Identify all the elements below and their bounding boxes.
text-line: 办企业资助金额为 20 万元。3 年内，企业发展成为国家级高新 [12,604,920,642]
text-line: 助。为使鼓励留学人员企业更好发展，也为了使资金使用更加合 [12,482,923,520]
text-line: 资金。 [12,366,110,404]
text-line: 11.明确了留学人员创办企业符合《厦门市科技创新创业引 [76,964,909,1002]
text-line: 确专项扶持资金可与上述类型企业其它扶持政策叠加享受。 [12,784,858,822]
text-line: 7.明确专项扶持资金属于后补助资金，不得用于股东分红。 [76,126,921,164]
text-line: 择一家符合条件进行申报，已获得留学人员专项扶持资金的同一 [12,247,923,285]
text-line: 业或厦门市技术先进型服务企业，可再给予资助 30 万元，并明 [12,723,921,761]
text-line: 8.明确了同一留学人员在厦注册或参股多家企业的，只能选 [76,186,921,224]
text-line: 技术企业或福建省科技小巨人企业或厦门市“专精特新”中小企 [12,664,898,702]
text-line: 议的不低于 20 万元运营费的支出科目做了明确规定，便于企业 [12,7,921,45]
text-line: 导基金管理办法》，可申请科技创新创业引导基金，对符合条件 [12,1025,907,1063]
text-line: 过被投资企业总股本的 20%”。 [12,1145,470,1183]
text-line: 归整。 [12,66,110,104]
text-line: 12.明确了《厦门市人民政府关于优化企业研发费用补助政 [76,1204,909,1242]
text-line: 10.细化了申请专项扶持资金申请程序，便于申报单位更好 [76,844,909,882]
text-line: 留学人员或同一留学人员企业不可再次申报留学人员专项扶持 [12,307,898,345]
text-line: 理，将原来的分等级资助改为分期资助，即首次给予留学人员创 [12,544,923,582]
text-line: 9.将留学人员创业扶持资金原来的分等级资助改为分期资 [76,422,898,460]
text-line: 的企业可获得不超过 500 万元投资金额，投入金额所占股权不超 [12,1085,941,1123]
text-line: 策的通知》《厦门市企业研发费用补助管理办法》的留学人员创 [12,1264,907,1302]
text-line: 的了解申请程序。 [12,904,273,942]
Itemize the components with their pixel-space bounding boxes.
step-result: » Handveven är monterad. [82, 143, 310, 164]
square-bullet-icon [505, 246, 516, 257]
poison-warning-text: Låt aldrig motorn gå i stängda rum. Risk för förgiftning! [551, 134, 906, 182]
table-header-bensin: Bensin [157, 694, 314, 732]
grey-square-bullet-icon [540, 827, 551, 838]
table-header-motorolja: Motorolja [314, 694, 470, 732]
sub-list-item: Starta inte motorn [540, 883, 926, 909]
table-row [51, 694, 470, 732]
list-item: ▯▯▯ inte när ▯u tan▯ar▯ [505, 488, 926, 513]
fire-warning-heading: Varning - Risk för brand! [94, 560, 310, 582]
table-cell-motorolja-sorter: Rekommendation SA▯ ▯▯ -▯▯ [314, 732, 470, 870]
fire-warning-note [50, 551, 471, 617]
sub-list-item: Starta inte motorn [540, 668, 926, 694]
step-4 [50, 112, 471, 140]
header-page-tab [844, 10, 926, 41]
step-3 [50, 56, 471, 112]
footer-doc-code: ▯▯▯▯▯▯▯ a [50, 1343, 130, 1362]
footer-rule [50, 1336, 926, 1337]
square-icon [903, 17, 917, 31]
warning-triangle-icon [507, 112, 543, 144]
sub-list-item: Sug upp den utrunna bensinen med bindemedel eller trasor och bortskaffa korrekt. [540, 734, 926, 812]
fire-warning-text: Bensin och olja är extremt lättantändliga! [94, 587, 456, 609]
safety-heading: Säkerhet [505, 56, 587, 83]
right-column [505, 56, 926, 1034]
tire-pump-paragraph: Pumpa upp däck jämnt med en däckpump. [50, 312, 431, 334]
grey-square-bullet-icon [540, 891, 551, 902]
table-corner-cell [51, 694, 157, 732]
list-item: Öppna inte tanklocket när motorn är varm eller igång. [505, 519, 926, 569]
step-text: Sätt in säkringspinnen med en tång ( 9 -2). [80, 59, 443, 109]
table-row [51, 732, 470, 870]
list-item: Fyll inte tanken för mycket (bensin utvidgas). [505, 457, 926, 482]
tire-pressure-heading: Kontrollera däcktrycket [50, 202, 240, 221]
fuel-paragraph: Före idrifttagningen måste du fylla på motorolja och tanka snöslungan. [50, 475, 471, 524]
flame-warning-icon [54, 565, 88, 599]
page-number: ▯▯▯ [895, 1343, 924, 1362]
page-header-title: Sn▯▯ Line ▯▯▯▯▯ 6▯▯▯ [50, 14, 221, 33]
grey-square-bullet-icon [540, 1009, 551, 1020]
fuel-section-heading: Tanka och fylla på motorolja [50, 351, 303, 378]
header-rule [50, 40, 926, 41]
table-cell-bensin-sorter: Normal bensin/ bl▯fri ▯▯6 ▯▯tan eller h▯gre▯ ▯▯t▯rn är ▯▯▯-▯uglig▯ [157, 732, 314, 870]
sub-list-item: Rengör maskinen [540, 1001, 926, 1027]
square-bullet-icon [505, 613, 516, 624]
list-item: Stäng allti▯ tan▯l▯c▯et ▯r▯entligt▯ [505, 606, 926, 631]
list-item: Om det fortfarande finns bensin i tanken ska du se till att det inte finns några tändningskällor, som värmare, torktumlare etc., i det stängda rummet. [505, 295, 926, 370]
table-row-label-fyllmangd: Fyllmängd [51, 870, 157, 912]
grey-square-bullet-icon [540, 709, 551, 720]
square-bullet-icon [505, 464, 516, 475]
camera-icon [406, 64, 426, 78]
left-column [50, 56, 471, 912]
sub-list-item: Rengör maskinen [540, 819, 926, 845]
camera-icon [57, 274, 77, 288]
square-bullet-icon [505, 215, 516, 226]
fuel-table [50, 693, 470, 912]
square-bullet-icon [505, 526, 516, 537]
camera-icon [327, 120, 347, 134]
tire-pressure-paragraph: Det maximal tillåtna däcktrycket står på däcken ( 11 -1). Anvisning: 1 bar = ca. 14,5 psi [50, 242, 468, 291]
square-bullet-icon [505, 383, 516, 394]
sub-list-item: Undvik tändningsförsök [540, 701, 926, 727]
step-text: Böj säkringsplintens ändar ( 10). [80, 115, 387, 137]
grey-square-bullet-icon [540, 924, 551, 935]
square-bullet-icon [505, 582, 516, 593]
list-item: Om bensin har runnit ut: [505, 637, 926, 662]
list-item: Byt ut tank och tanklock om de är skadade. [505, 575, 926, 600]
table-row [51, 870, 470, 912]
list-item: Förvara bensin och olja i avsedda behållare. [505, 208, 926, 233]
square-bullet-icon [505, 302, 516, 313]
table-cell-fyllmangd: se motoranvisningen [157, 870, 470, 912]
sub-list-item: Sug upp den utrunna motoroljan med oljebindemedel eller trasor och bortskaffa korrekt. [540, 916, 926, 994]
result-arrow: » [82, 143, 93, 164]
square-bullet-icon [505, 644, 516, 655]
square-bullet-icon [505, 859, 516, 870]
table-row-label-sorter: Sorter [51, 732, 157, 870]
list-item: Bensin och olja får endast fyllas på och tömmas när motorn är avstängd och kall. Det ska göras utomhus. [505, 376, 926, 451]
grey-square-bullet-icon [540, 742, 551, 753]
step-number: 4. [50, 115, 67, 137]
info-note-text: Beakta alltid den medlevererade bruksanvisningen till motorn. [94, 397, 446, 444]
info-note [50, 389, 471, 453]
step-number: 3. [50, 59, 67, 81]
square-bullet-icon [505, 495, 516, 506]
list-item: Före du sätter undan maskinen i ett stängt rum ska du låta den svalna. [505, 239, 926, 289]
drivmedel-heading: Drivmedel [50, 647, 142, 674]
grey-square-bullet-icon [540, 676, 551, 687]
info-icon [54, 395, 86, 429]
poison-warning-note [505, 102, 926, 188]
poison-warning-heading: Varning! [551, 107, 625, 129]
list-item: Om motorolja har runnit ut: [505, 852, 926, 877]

● ● ●

• THE PROBLEM: Starting at the beginning of the records and ending at the line that contains "text-line: 11.明确了留学人员创办企业符合《厦门市科技创新创业引 [76,964,909,1002]", copy those lines again with "bounding boxes" changed to "pixel coordinates". Leave everything else in them as it is.

• RESULT BELOW:
Identify all the elements below and their pixel coordinates.
text-line: 办企业资助金额为 20 万元。3 年内，企业发展成为国家级高新 [12,604,920,642]
text-line: 助。为使鼓励留学人员企业更好发展，也为了使资金使用更加合 [12,482,923,520]
text-line: 资金。 [12,366,110,404]
text-line: 11.明确了留学人员创办企业符合《厦门市科技创新创业引 [76,964,909,1002]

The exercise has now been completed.